The request
Write out all the lines again, precisely as they stand, but without the images.

Data for this exercise

|---|

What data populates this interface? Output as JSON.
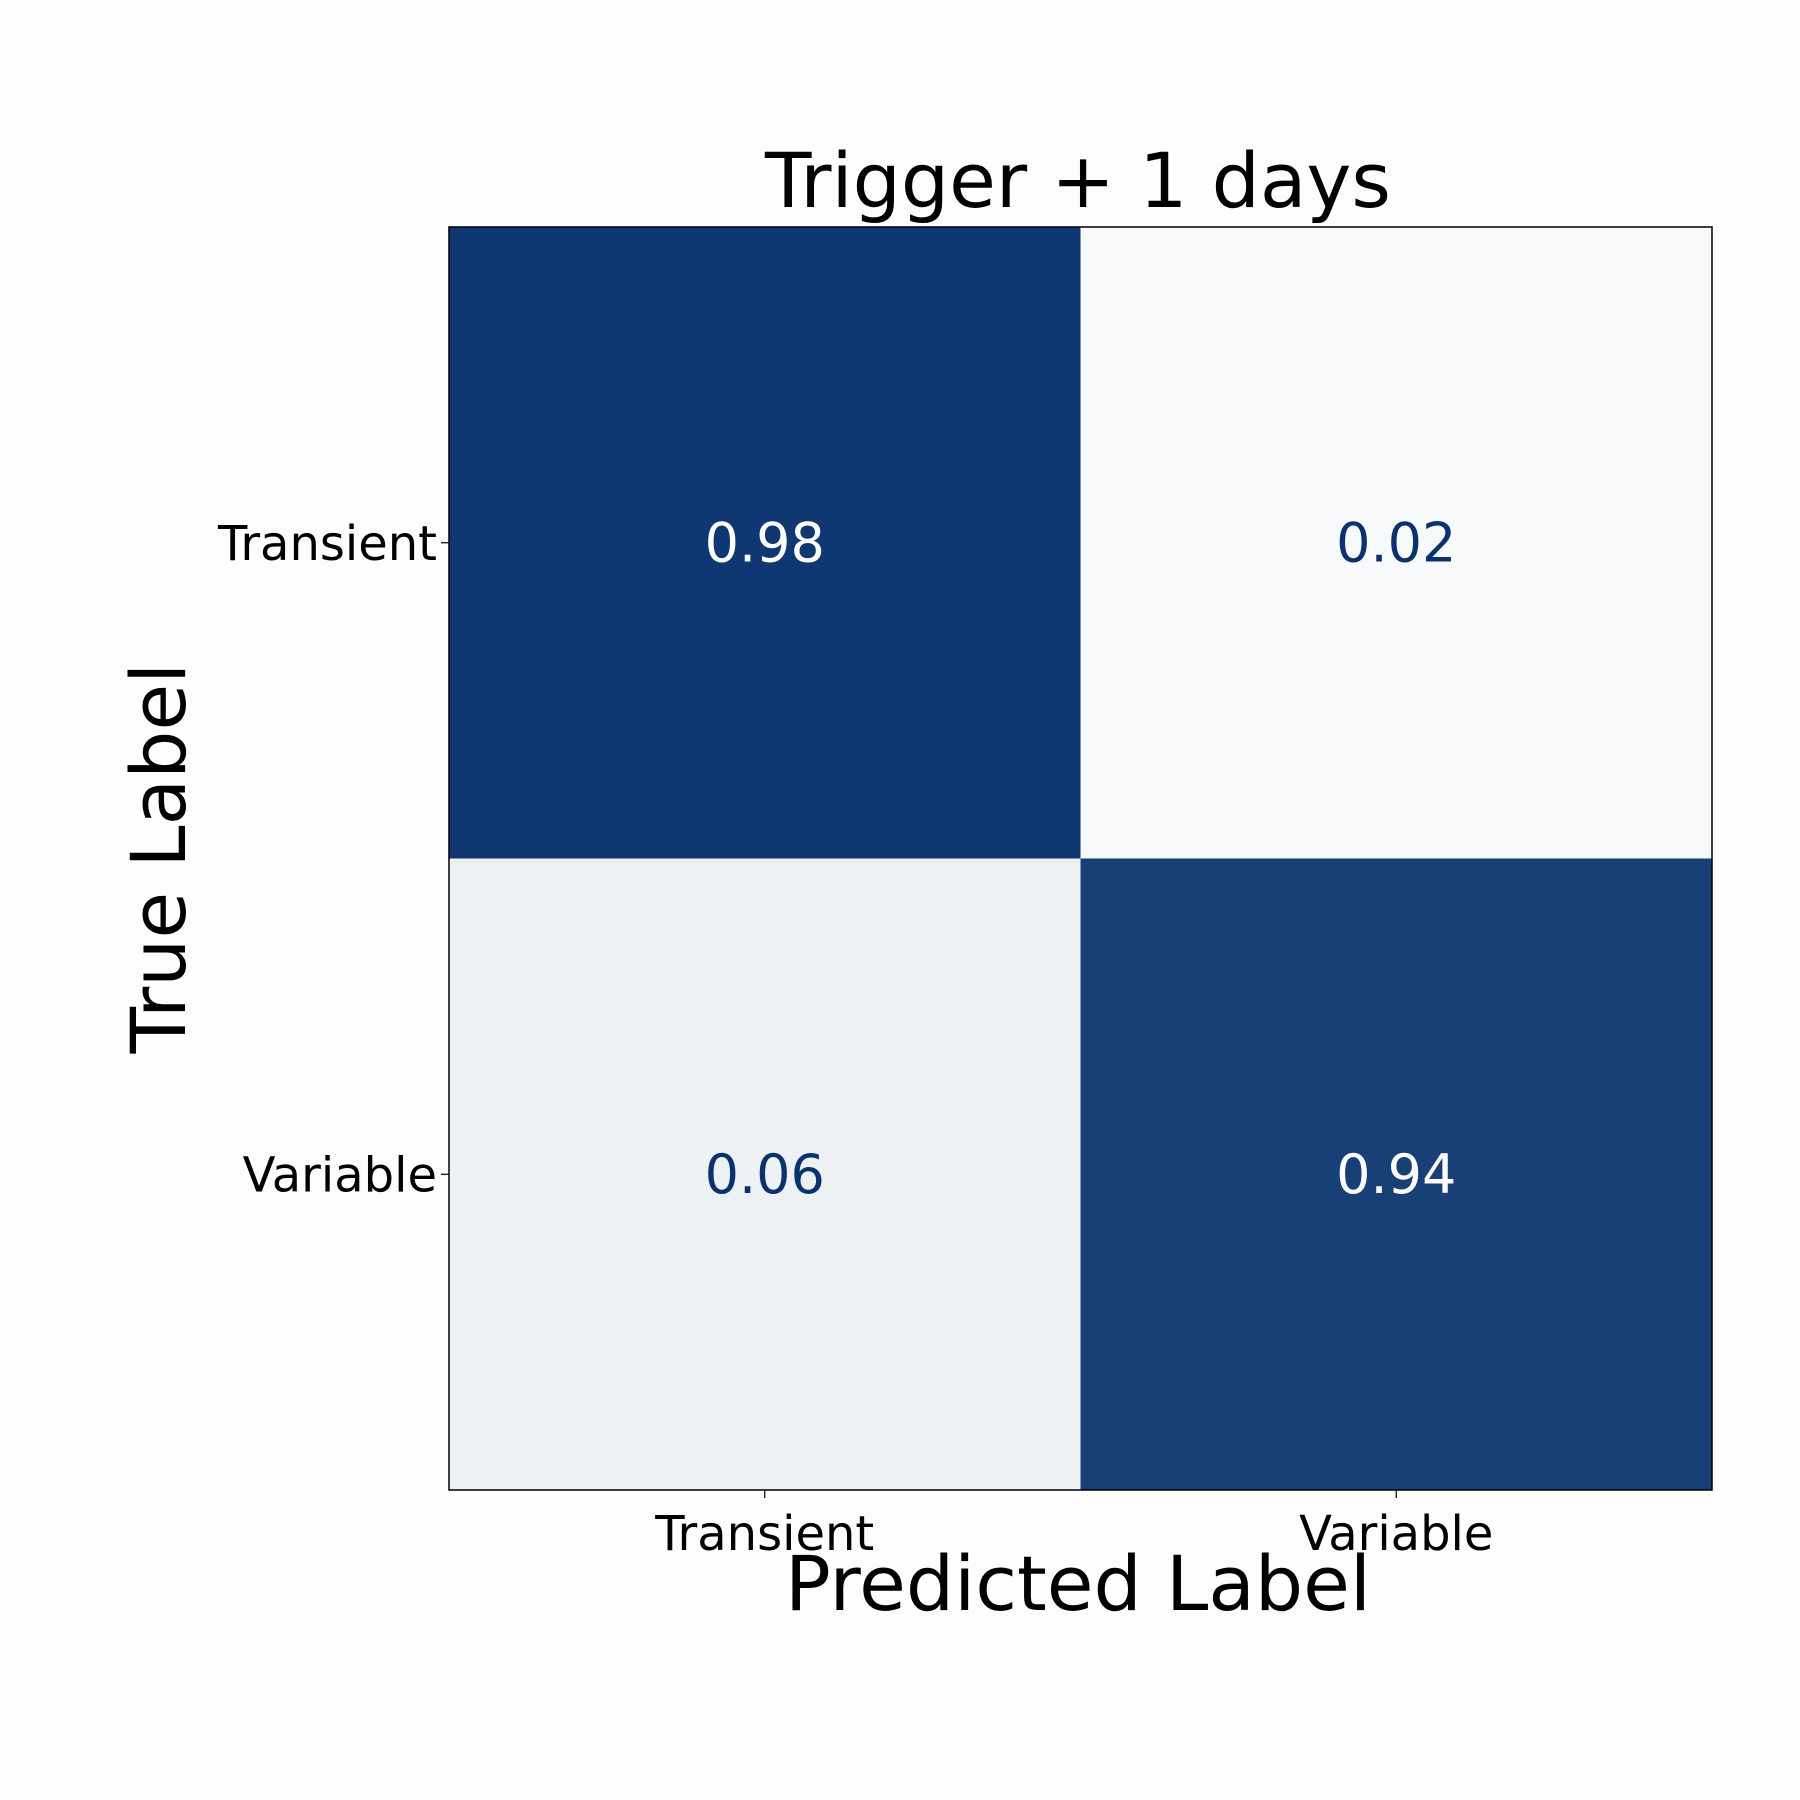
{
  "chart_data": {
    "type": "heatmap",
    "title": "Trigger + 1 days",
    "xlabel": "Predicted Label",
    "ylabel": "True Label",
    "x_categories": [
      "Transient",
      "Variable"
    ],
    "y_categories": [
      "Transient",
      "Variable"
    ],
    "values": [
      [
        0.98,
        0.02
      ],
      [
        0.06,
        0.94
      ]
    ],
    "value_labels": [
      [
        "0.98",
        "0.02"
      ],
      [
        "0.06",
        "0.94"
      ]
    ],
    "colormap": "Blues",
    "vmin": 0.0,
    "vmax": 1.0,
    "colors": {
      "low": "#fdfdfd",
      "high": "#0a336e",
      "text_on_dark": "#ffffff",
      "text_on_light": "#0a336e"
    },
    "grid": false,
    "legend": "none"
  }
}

|---|

Output
What data populates this interface? Output as JSON.
{
  "chart_data": {
    "type": "heatmap",
    "title": "Trigger + 1 days",
    "xlabel": "Predicted Label",
    "ylabel": "True Label",
    "x_categories": [
      "Transient",
      "Variable"
    ],
    "y_categories": [
      "Transient",
      "Variable"
    ],
    "values": [
      [
        0.98,
        0.02
      ],
      [
        0.06,
        0.94
      ]
    ],
    "value_labels": [
      [
        "0.98",
        "0.02"
      ],
      [
        "0.06",
        "0.94"
      ]
    ],
    "colormap": "Blues",
    "vmin": 0.0,
    "vmax": 1.0,
    "colors": {
      "low": "#fdfdfd",
      "high": "#0a336e",
      "text_on_dark": "#ffffff",
      "text_on_light": "#0a336e"
    },
    "grid": false,
    "legend": "none"
  }
}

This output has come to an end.